▸ **Task details**
Every record below is to be retyped exactly.

(Saved entries)
+---+
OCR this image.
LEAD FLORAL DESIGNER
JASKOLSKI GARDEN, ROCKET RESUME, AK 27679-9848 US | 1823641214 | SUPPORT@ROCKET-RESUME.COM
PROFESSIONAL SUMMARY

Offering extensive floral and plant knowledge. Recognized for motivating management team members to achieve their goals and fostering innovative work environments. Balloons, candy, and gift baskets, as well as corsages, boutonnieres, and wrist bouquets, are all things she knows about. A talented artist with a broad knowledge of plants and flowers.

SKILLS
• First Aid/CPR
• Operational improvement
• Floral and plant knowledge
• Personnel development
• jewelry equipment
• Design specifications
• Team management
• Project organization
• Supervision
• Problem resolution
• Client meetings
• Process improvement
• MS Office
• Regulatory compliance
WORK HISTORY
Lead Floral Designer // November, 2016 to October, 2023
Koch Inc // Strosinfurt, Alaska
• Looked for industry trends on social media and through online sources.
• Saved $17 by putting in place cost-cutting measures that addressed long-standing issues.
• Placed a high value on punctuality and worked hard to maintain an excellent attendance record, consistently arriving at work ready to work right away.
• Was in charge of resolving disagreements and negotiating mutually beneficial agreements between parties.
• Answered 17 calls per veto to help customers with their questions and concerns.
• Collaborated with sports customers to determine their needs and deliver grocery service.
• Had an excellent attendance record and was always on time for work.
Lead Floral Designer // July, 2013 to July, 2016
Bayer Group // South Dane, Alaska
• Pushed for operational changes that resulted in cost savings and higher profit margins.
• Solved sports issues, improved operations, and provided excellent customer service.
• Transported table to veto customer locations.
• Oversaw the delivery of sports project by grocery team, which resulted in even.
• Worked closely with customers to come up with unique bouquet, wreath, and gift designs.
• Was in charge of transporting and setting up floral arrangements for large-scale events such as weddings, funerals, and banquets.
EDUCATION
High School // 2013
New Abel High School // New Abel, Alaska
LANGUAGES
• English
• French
+---+
▸ **Output**
OCR this image.
LEAD FLORAL DESIGNER
JASKOLSKI GARDEN, ROCKET RESUME, AK 27679-9848 US | 1823641214 | SUPPORT@ROCKET-RESUME.COM
PROFESSIONAL SUMMARY

Offering extensive floral and plant knowledge. Recognized for motivating management team members to achieve their goals and fostering innovative work environments. Balloons, candy, and gift baskets, as well as corsages, boutonnieres, and wrist bouquets, are all things she knows about. A talented artist with a broad knowledge of plants and flowers.

SKILLS
• First Aid/CPR
• Operational improvement
• Floral and plant knowledge
• Personnel development
• jewelry equipment
• Design specifications
• Team management
• Project organization
• Supervision
• Problem resolution
• Client meetings
• Process improvement
• MS Office
• Regulatory compliance
WORK HISTORY
Lead Floral Designer // November, 2016 to October, 2023
Koch Inc // Strosinfurt, Alaska
• Looked for industry trends on social media and through online sources.
• Saved $17 by putting in place cost-cutting measures that addressed long-standing issues.
• Placed a high value on punctuality and worked hard to maintain an excellent attendance record, consistently arriving at work ready to work right away.
• Was in charge of resolving disagreements and negotiating mutually beneficial agreements between parties.
• Answered 17 calls per veto to help customers with their questions and concerns.
• Collaborated with sports customers to determine their needs and deliver grocery service.
• Had an excellent attendance record and was always on time for work.
Lead Floral Designer // July, 2013 to July, 2016
Bayer Group // South Dane, Alaska
• Pushed for operational changes that resulted in cost savings and higher profit margins.
• Solved sports issues, improved operations, and provided excellent customer service.
• Transported table to veto customer locations.
• Oversaw the delivery of sports project by grocery team, which resulted in even.
• Worked closely with customers to come up with unique bouquet, wreath, and gift designs.
• Was in charge of transporting and setting up floral arrangements for large-scale events such as weddings, funerals, and banquets.
EDUCATION
High School // 2013
New Abel High School // New Abel, Alaska
LANGUAGES
• English
• French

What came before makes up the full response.